__Records shown__
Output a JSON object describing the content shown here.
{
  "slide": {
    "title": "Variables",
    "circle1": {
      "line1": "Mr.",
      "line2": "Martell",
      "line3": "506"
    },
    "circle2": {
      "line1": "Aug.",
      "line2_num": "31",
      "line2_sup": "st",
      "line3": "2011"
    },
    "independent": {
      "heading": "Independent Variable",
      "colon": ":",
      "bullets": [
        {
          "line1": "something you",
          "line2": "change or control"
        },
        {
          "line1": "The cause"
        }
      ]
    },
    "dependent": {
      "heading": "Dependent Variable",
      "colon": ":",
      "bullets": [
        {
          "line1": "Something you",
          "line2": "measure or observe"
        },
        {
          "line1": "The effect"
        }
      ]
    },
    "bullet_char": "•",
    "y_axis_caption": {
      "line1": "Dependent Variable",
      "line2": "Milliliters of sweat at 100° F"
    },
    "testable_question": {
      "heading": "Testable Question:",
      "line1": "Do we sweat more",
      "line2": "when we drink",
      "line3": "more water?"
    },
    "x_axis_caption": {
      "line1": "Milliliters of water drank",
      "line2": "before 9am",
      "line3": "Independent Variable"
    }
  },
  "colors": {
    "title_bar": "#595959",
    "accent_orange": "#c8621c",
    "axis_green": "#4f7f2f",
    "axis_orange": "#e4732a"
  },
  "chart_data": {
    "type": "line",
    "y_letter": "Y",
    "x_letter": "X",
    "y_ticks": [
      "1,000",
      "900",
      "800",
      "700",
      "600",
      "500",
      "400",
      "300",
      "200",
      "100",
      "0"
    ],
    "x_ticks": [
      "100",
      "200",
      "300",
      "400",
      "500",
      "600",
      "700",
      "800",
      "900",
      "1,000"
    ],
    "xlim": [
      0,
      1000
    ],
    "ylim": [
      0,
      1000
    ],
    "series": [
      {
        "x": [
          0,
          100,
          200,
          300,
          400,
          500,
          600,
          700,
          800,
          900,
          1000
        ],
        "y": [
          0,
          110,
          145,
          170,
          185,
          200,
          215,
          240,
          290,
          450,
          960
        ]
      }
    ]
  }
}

__Stated goal__
Where a line in the entries holds "sweat", copy that line.

__Problem solution__
      "line2": "Milliliters of sweat at 100° F"
      "line1": "Do we sweat more",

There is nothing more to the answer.